• [TASK DIRECTIONS] Output all the data exactly. Pictures do not belong in the copy.

• [RECORDS FOR PROCESSING]
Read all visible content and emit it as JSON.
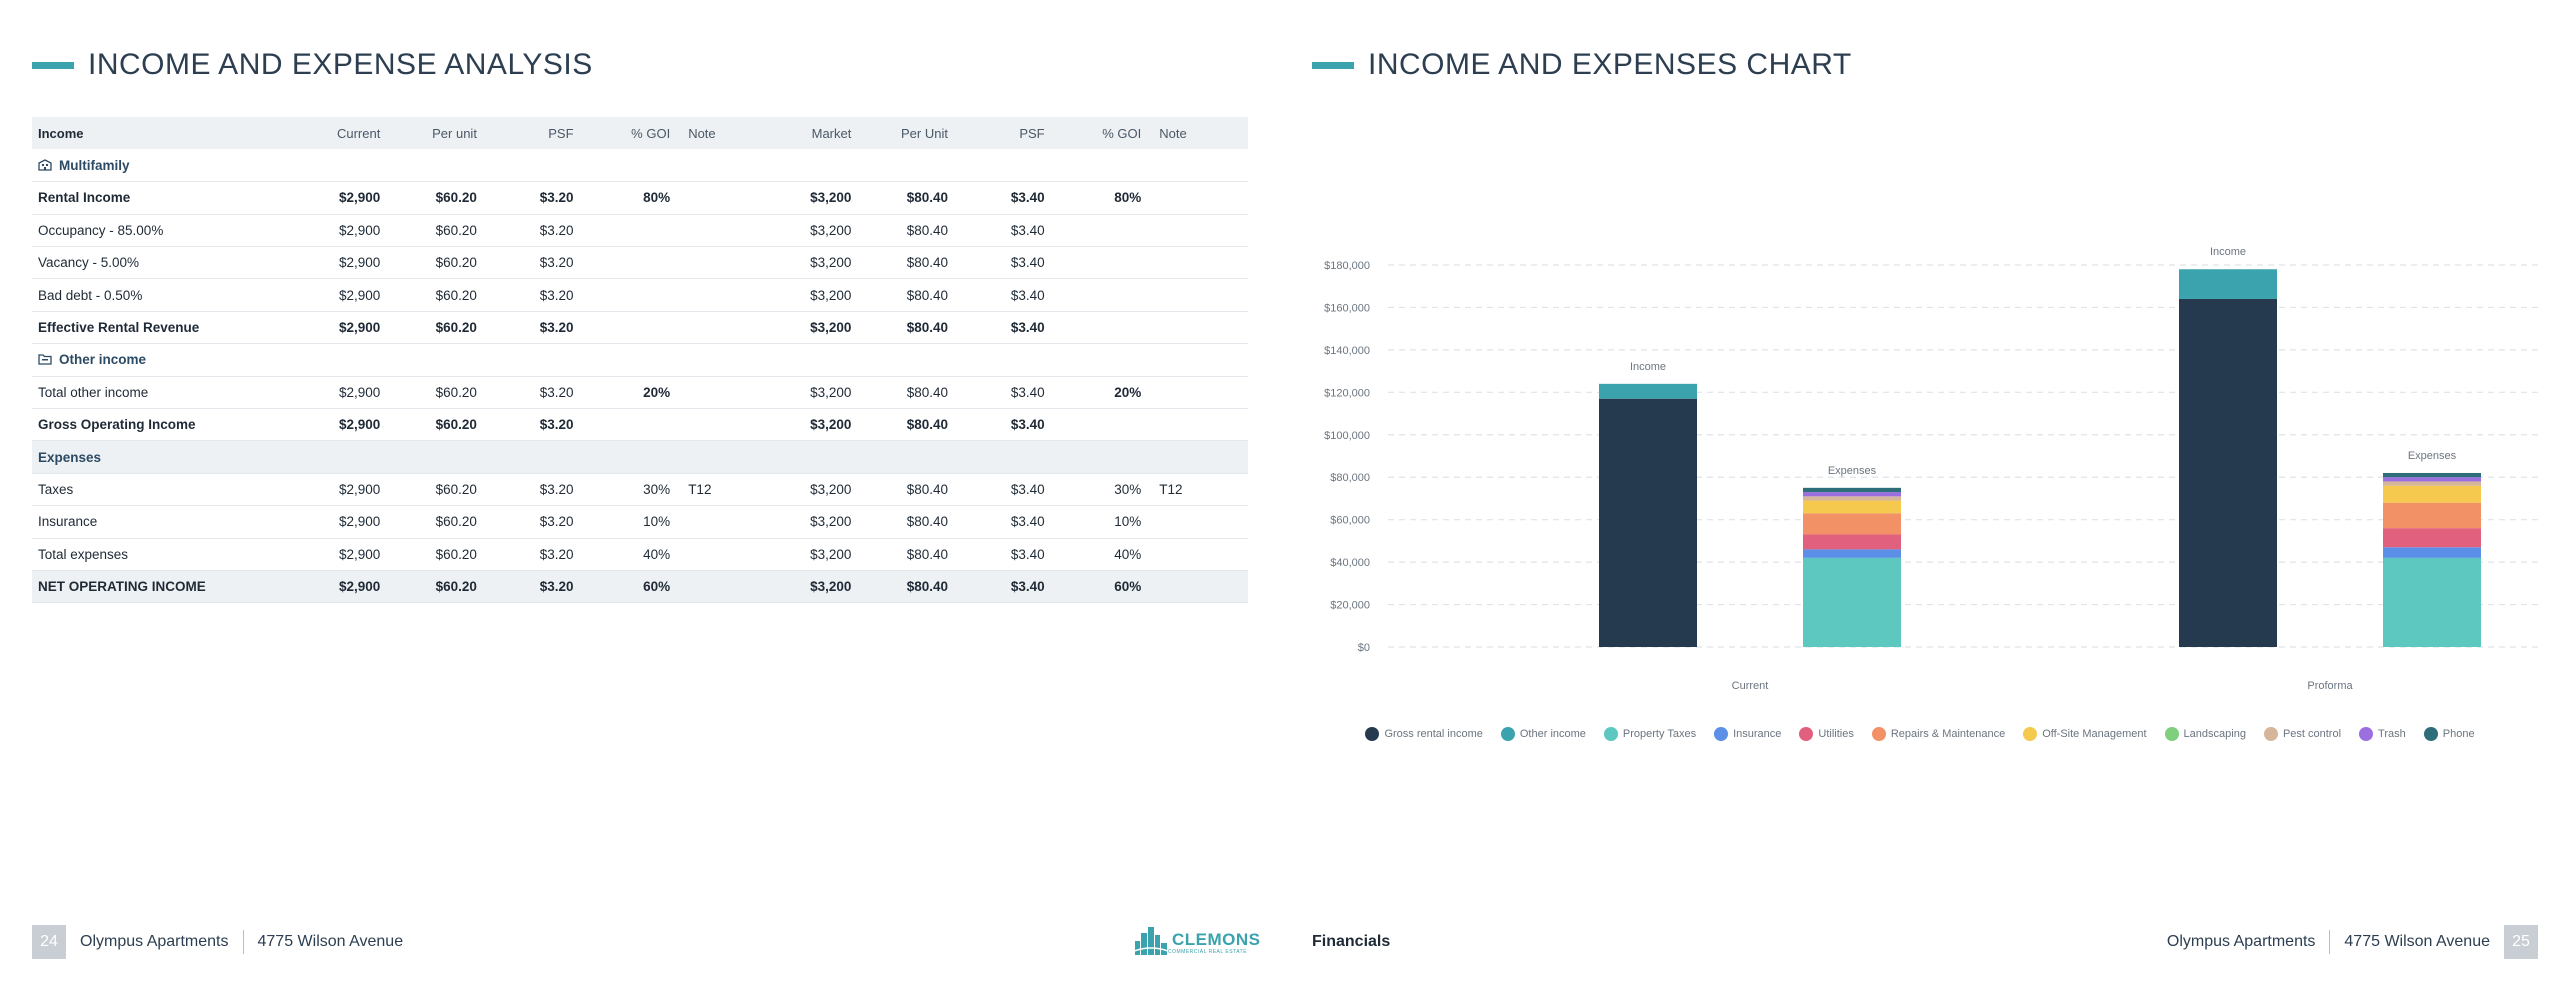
{
  "left": {
    "title": "INCOME AND EXPENSE ANALYSIS",
    "table": {
      "header": [
        "Income",
        "Current",
        "Per unit",
        "PSF",
        "% GOI",
        "Note",
        "Market",
        "Per Unit",
        "PSF",
        "% GOI",
        "Note"
      ],
      "rows": [
        {
          "type": "group",
          "icon": "building-icon",
          "label": "Multifamily"
        },
        {
          "type": "bold",
          "cells": [
            "Rental Income",
            "$2,900",
            "$60.20",
            "$3.20",
            "80%",
            "",
            "$3,200",
            "$80.40",
            "$3.40",
            "80%",
            ""
          ]
        },
        {
          "type": "normal",
          "cells": [
            "Occupancy - 85.00%",
            "$2,900",
            "$60.20",
            "$3.20",
            "",
            "",
            "$3,200",
            "$80.40",
            "$3.40",
            "",
            ""
          ]
        },
        {
          "type": "normal",
          "cells": [
            "Vacancy - 5.00%",
            "$2,900",
            "$60.20",
            "$3.20",
            "",
            "",
            "$3,200",
            "$80.40",
            "$3.40",
            "",
            ""
          ]
        },
        {
          "type": "normal",
          "cells": [
            "Bad debt - 0.50%",
            "$2,900",
            "$60.20",
            "$3.20",
            "",
            "",
            "$3,200",
            "$80.40",
            "$3.40",
            "",
            ""
          ]
        },
        {
          "type": "bold",
          "cells": [
            "Effective Rental Revenue",
            "$2,900",
            "$60.20",
            "$3.20",
            "",
            "",
            "$3,200",
            "$80.40",
            "$3.40",
            "",
            ""
          ]
        },
        {
          "type": "group",
          "icon": "folder-icon",
          "label": "Other income"
        },
        {
          "type": "normal",
          "boldGoi": true,
          "cells": [
            "Total other income",
            "$2,900",
            "$60.20",
            "$3.20",
            "20%",
            "",
            "$3,200",
            "$80.40",
            "$3.40",
            "20%",
            ""
          ]
        },
        {
          "type": "bold",
          "cells": [
            "Gross Operating Income",
            "$2,900",
            "$60.20",
            "$3.20",
            "",
            "",
            "$3,200",
            "$80.40",
            "$3.40",
            "",
            ""
          ]
        },
        {
          "type": "section",
          "label": "Expenses"
        },
        {
          "type": "normal",
          "cells": [
            "Taxes",
            "$2,900",
            "$60.20",
            "$3.20",
            "30%",
            "T12",
            "$3,200",
            "$80.40",
            "$3.40",
            "30%",
            "T12"
          ]
        },
        {
          "type": "normal",
          "cells": [
            "Insurance",
            "$2,900",
            "$60.20",
            "$3.20",
            "10%",
            "",
            "$3,200",
            "$80.40",
            "$3.40",
            "10%",
            ""
          ]
        },
        {
          "type": "normal",
          "cells": [
            "Total expenses",
            "$2,900",
            "$60.20",
            "$3.20",
            "40%",
            "",
            "$3,200",
            "$80.40",
            "$3.40",
            "40%",
            ""
          ]
        },
        {
          "type": "total",
          "cells": [
            "NET OPERATING INCOME",
            "$2,900",
            "$60.20",
            "$3.20",
            "60%",
            "",
            "$3,200",
            "$80.40",
            "$3.40",
            "60%",
            ""
          ]
        }
      ]
    },
    "footer": {
      "page_number": "24",
      "property": "Olympus Apartments",
      "address": "4775 Wilson Avenue",
      "logo_text": "CLEMONS",
      "logo_sub": "COMMERCIAL REAL ESTATE"
    }
  },
  "right": {
    "title": "INCOME AND EXPENSES CHART",
    "footer": {
      "section": "Financials",
      "property": "Olympus Apartments",
      "address": "4775 Wilson Avenue",
      "page_number": "25"
    }
  },
  "colors": {
    "accent": "#3aa3ad",
    "navy": "#263a4f"
  },
  "chart_data": {
    "type": "bar",
    "stacked": true,
    "categories": [
      "Current",
      "Proforma"
    ],
    "ylim": [
      0,
      180000
    ],
    "yticks": [
      0,
      20000,
      40000,
      60000,
      80000,
      100000,
      120000,
      140000,
      160000,
      180000
    ],
    "ytick_labels": [
      "$0",
      "$20,000",
      "$40,000",
      "$60,000",
      "$80,000",
      "$100,000",
      "$120,000",
      "$140,000",
      "$160,000",
      "$180,000"
    ],
    "grid": true,
    "legend_position": "bottom",
    "stacks": [
      {
        "label": "Income",
        "series": [
          "Gross rental income",
          "Other income"
        ]
      },
      {
        "label": "Expenses",
        "series": [
          "Property Taxes",
          "Insurance",
          "Utilities",
          "Repairs & Maintenance",
          "Off-Site Management",
          "Landscaping",
          "Pest control",
          "Trash",
          "Phone"
        ]
      }
    ],
    "series": [
      {
        "name": "Gross rental income",
        "color": "#263a4f",
        "stack": "Income",
        "values": [
          117000,
          164000
        ]
      },
      {
        "name": "Other income",
        "color": "#3aa3ad",
        "stack": "Income",
        "values": [
          7000,
          14000
        ]
      },
      {
        "name": "Property Taxes",
        "color": "#5cc8c0",
        "stack": "Expenses",
        "values": [
          42000,
          42000
        ]
      },
      {
        "name": "Insurance",
        "color": "#5b8fe8",
        "stack": "Expenses",
        "values": [
          4000,
          5000
        ]
      },
      {
        "name": "Utilities",
        "color": "#e0607e",
        "stack": "Expenses",
        "values": [
          7000,
          9000
        ]
      },
      {
        "name": "Repairs & Maintenance",
        "color": "#f29166",
        "stack": "Expenses",
        "values": [
          10000,
          12000
        ]
      },
      {
        "name": "Off-Site Management",
        "color": "#f4c94d",
        "stack": "Expenses",
        "values": [
          6000,
          8000
        ]
      },
      {
        "name": "Landscaping",
        "color": "#7fcf7f",
        "stack": "Expenses",
        "values": [
          0,
          0
        ]
      },
      {
        "name": "Pest control",
        "color": "#d6b69a",
        "stack": "Expenses",
        "values": [
          2000,
          2000
        ]
      },
      {
        "name": "Trash",
        "color": "#9b6fe0",
        "stack": "Expenses",
        "values": [
          2000,
          2000
        ]
      },
      {
        "name": "Phone",
        "color": "#2e6e7a",
        "stack": "Expenses",
        "values": [
          2000,
          2000
        ]
      }
    ]
  }
}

• [SOLUTION]
Read all visible content and emit it as JSON.
{
  "left": {
    "title": "INCOME AND EXPENSE ANALYSIS",
    "table": {
      "header": [
        "Income",
        "Current",
        "Per unit",
        "PSF",
        "% GOI",
        "Note",
        "Market",
        "Per Unit",
        "PSF",
        "% GOI",
        "Note"
      ],
      "rows": [
        {
          "type": "group",
          "icon": "building-icon",
          "label": "Multifamily"
        },
        {
          "type": "bold",
          "cells": [
            "Rental Income",
            "$2,900",
            "$60.20",
            "$3.20",
            "80%",
            "",
            "$3,200",
            "$80.40",
            "$3.40",
            "80%",
            ""
          ]
        },
        {
          "type": "normal",
          "cells": [
            "Occupancy - 85.00%",
            "$2,900",
            "$60.20",
            "$3.20",
            "",
            "",
            "$3,200",
            "$80.40",
            "$3.40",
            "",
            ""
          ]
        },
        {
          "type": "normal",
          "cells": [
            "Vacancy - 5.00%",
            "$2,900",
            "$60.20",
            "$3.20",
            "",
            "",
            "$3,200",
            "$80.40",
            "$3.40",
            "",
            ""
          ]
        },
        {
          "type": "normal",
          "cells": [
            "Bad debt - 0.50%",
            "$2,900",
            "$60.20",
            "$3.20",
            "",
            "",
            "$3,200",
            "$80.40",
            "$3.40",
            "",
            ""
          ]
        },
        {
          "type": "bold",
          "cells": [
            "Effective Rental Revenue",
            "$2,900",
            "$60.20",
            "$3.20",
            "",
            "",
            "$3,200",
            "$80.40",
            "$3.40",
            "",
            ""
          ]
        },
        {
          "type": "group",
          "icon": "folder-icon",
          "label": "Other income"
        },
        {
          "type": "normal",
          "boldGoi": true,
          "cells": [
            "Total other income",
            "$2,900",
            "$60.20",
            "$3.20",
            "20%",
            "",
            "$3,200",
            "$80.40",
            "$3.40",
            "20%",
            ""
          ]
        },
        {
          "type": "bold",
          "cells": [
            "Gross Operating Income",
            "$2,900",
            "$60.20",
            "$3.20",
            "",
            "",
            "$3,200",
            "$80.40",
            "$3.40",
            "",
            ""
          ]
        },
        {
          "type": "section",
          "label": "Expenses"
        },
        {
          "type": "normal",
          "cells": [
            "Taxes",
            "$2,900",
            "$60.20",
            "$3.20",
            "30%",
            "T12",
            "$3,200",
            "$80.40",
            "$3.40",
            "30%",
            "T12"
          ]
        },
        {
          "type": "normal",
          "cells": [
            "Insurance",
            "$2,900",
            "$60.20",
            "$3.20",
            "10%",
            "",
            "$3,200",
            "$80.40",
            "$3.40",
            "10%",
            ""
          ]
        },
        {
          "type": "normal",
          "cells": [
            "Total expenses",
            "$2,900",
            "$60.20",
            "$3.20",
            "40%",
            "",
            "$3,200",
            "$80.40",
            "$3.40",
            "40%",
            ""
          ]
        },
        {
          "type": "total",
          "cells": [
            "NET OPERATING INCOME",
            "$2,900",
            "$60.20",
            "$3.20",
            "60%",
            "",
            "$3,200",
            "$80.40",
            "$3.40",
            "60%",
            ""
          ]
        }
      ]
    },
    "footer": {
      "page_number": "24",
      "property": "Olympus Apartments",
      "address": "4775 Wilson Avenue",
      "logo_text": "CLEMONS",
      "logo_sub": "COMMERCIAL REAL ESTATE"
    }
  },
  "right": {
    "title": "INCOME AND EXPENSES CHART",
    "footer": {
      "section": "Financials",
      "property": "Olympus Apartments",
      "address": "4775 Wilson Avenue",
      "page_number": "25"
    }
  },
  "colors": {
    "accent": "#3aa3ad",
    "navy": "#263a4f"
  },
  "chart_data": {
    "type": "bar",
    "stacked": true,
    "categories": [
      "Current",
      "Proforma"
    ],
    "ylim": [
      0,
      180000
    ],
    "yticks": [
      0,
      20000,
      40000,
      60000,
      80000,
      100000,
      120000,
      140000,
      160000,
      180000
    ],
    "ytick_labels": [
      "$0",
      "$20,000",
      "$40,000",
      "$60,000",
      "$80,000",
      "$100,000",
      "$120,000",
      "$140,000",
      "$160,000",
      "$180,000"
    ],
    "grid": true,
    "legend_position": "bottom",
    "stacks": [
      {
        "label": "Income",
        "series": [
          "Gross rental income",
          "Other income"
        ]
      },
      {
        "label": "Expenses",
        "series": [
          "Property Taxes",
          "Insurance",
          "Utilities",
          "Repairs & Maintenance",
          "Off-Site Management",
          "Landscaping",
          "Pest control",
          "Trash",
          "Phone"
        ]
      }
    ],
    "series": [
      {
        "name": "Gross rental income",
        "color": "#263a4f",
        "stack": "Income",
        "values": [
          117000,
          164000
        ]
      },
      {
        "name": "Other income",
        "color": "#3aa3ad",
        "stack": "Income",
        "values": [
          7000,
          14000
        ]
      },
      {
        "name": "Property Taxes",
        "color": "#5cc8c0",
        "stack": "Expenses",
        "values": [
          42000,
          42000
        ]
      },
      {
        "name": "Insurance",
        "color": "#5b8fe8",
        "stack": "Expenses",
        "values": [
          4000,
          5000
        ]
      },
      {
        "name": "Utilities",
        "color": "#e0607e",
        "stack": "Expenses",
        "values": [
          7000,
          9000
        ]
      },
      {
        "name": "Repairs & Maintenance",
        "color": "#f29166",
        "stack": "Expenses",
        "values": [
          10000,
          12000
        ]
      },
      {
        "name": "Off-Site Management",
        "color": "#f4c94d",
        "stack": "Expenses",
        "values": [
          6000,
          8000
        ]
      },
      {
        "name": "Landscaping",
        "color": "#7fcf7f",
        "stack": "Expenses",
        "values": [
          0,
          0
        ]
      },
      {
        "name": "Pest control",
        "color": "#d6b69a",
        "stack": "Expenses",
        "values": [
          2000,
          2000
        ]
      },
      {
        "name": "Trash",
        "color": "#9b6fe0",
        "stack": "Expenses",
        "values": [
          2000,
          2000
        ]
      },
      {
        "name": "Phone",
        "color": "#2e6e7a",
        "stack": "Expenses",
        "values": [
          2000,
          2000
        ]
      }
    ]
  }
}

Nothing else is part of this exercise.